▸ REQUIRED TASK: Take the material and output all of it exactly.

▸ DATA SUPPLIED:
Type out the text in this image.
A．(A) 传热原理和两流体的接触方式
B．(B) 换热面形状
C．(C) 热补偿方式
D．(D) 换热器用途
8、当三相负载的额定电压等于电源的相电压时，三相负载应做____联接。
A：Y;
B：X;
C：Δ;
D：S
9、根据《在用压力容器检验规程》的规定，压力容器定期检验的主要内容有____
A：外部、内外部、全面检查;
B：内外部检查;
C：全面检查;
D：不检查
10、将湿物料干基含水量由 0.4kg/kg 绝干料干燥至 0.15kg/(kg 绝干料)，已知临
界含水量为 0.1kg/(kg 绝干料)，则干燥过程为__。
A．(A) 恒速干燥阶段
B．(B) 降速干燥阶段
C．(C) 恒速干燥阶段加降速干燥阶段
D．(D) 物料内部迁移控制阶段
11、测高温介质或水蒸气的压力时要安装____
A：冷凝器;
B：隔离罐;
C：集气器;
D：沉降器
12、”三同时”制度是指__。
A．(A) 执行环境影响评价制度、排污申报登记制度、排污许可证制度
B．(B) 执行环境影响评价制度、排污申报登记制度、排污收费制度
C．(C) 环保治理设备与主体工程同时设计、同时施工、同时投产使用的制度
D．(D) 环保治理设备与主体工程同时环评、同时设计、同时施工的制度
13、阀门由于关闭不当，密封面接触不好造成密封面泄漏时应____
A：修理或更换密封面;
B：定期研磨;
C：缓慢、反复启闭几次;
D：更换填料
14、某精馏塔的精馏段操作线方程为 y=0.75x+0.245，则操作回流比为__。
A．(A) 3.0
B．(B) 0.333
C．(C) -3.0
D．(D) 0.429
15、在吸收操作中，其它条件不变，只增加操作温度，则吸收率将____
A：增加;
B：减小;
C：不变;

▸ THE COMPLETED TASK:
Type out the text in this image.
A．(A) 传热原理和两流体的接触方式
B．(B) 换热面形状
C．(C) 热补偿方式
D．(D) 换热器用途
8、当三相负载的额定电压等于电源的相电压时，三相负载应做____联接。
A：Y;
B：X;
C：Δ;
D：S
9、根据《在用压力容器检验规程》的规定，压力容器定期检验的主要内容有____
A：外部、内外部、全面检查;
B：内外部检查;
C：全面检查;
D：不检查
10、将湿物料干基含水量由 0.4kg/kg 绝干料干燥至 0.15kg/(kg 绝干料)，已知临
界含水量为 0.1kg/(kg 绝干料)，则干燥过程为__。
A．(A) 恒速干燥阶段
B．(B) 降速干燥阶段
C．(C) 恒速干燥阶段加降速干燥阶段
D．(D) 物料内部迁移控制阶段
11、测高温介质或水蒸气的压力时要安装____
A：冷凝器;
B：隔离罐;
C：集气器;
D：沉降器
12、”三同时”制度是指__。
A．(A) 执行环境影响评价制度、排污申报登记制度、排污许可证制度
B．(B) 执行环境影响评价制度、排污申报登记制度、排污收费制度
C．(C) 环保治理设备与主体工程同时设计、同时施工、同时投产使用的制度
D．(D) 环保治理设备与主体工程同时环评、同时设计、同时施工的制度
13、阀门由于关闭不当，密封面接触不好造成密封面泄漏时应____
A：修理或更换密封面;
B：定期研磨;
C：缓慢、反复启闭几次;
D：更换填料
14、某精馏塔的精馏段操作线方程为 y=0.75x+0.245，则操作回流比为__。
A．(A) 3.0
B．(B) 0.333
C．(C) -3.0
D．(D) 0.429
15、在吸收操作中，其它条件不变，只增加操作温度，则吸收率将____
A：增加;
B：减小;
C：不变;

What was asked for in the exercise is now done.